Feuille
Morceau de papier à imprimer rectangulaire d’une grandeur variable, coupé carrément (à angles droits) et qui se plie en deux parties dites feuillets. Il y a 25 feuilles dans une main de papier (Littré DLF). La feuille a divers formats : colombier (63x90 cm), jésus (55x70 cm), raisin (50x65 cm), etc.

  • Pliée en deux, la feuille donne 2 feuillets (4 pages par cahier) de format in‑folio (in‑fo ou in‑2o, de hauteur allant de 36, petit in‑fo, à 63 cm, grand in‑fo).

  • Pliée en quatre, elle donne 4 feuillets (8 pages) in‑quarto (in‑4o) dont la hauteur peut aller de 23 à 45 cm ; en huit (8 feuillets, 16 pages), c’est l’in‑octavo (in‑8o, 18 à 31,5 cm) ; en seize (16 feuillets, 32 pages), l’in‑seize (ou in‑sexto decimo, in‑16o, 11,5 à 22,5 cm).

_DONNÉES PRÉSENTÉES_

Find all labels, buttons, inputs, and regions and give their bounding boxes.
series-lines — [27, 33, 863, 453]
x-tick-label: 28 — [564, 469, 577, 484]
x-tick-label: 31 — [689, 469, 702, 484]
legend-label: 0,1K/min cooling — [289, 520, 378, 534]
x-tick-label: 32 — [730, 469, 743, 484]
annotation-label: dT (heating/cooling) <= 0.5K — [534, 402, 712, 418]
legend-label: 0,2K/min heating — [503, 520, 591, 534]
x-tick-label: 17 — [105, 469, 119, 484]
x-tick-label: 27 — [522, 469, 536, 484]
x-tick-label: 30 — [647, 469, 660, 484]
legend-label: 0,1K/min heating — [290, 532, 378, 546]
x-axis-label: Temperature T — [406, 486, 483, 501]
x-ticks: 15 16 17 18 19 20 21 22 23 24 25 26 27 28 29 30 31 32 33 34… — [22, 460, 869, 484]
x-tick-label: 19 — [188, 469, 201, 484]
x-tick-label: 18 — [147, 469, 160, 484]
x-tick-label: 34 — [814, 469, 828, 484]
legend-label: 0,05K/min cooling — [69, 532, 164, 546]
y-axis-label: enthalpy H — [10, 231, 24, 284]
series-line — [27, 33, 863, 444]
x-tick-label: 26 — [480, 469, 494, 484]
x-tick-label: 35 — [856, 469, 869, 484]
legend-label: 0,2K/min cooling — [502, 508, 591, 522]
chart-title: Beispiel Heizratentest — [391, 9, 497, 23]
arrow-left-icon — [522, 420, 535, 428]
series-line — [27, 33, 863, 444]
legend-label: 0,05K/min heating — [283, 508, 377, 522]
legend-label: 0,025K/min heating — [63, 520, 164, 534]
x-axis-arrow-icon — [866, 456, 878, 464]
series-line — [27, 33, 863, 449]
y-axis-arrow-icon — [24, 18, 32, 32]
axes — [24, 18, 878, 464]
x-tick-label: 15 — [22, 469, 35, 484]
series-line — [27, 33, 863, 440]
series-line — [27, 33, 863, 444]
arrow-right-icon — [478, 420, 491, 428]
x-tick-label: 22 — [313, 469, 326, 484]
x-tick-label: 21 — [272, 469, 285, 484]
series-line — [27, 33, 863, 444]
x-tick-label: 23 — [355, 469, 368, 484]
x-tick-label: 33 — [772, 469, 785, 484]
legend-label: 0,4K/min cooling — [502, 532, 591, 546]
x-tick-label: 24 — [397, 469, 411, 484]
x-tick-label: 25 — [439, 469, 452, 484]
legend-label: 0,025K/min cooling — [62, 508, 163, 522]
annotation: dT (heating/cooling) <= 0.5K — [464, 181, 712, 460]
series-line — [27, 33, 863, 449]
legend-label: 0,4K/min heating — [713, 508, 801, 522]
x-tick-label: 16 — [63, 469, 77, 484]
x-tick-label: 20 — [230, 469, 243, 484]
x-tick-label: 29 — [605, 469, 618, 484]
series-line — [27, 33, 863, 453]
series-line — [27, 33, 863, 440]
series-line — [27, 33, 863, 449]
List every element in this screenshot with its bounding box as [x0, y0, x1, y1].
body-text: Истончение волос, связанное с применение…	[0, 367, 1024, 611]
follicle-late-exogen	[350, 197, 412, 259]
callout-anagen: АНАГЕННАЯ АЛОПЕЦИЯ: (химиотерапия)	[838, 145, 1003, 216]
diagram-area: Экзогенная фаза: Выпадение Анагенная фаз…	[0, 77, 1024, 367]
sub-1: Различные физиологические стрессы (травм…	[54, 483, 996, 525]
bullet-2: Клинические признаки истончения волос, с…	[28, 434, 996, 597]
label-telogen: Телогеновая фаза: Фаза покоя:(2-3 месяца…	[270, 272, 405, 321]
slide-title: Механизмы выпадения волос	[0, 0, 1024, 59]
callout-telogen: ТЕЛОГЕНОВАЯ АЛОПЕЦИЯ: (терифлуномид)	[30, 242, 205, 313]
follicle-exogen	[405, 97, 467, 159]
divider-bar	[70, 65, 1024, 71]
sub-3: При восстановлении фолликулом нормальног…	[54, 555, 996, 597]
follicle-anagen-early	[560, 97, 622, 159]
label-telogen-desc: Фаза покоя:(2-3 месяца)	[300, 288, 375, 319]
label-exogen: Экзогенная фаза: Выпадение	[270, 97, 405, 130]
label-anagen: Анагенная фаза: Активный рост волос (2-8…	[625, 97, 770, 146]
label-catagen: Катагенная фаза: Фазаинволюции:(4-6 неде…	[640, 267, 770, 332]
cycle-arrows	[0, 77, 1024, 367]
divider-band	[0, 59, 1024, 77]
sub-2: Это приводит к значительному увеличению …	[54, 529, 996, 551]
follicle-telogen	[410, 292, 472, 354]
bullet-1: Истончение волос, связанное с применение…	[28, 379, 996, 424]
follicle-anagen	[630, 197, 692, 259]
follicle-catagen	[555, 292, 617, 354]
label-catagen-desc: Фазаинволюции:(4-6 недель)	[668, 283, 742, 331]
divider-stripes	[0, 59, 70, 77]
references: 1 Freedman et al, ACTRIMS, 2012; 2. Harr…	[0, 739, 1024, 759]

_CONSIGNES DE L'EXERCICE_
**A)** Répondez aux questions suivantes à partir de l'extrait sur la feuille.
(i) Combien de feuilles une main de papier contient-elle ?
(ii) Quelles sont les dimensions du format raisin ?
(iii) Combien de pages la feuille donne-t-elle une fois pliée en huit ?
**B)** Relevez tous les formats que l'extrait sur la feuille associe à un pliage de la feuille.

_LISTE DES RÉPONSES_
**A)**
(i) 25 feuilles
(ii) 50x65 cm
(iii) 16 pages

**B)** in‑folio, in‑quarto, in‑octavo, in‑seize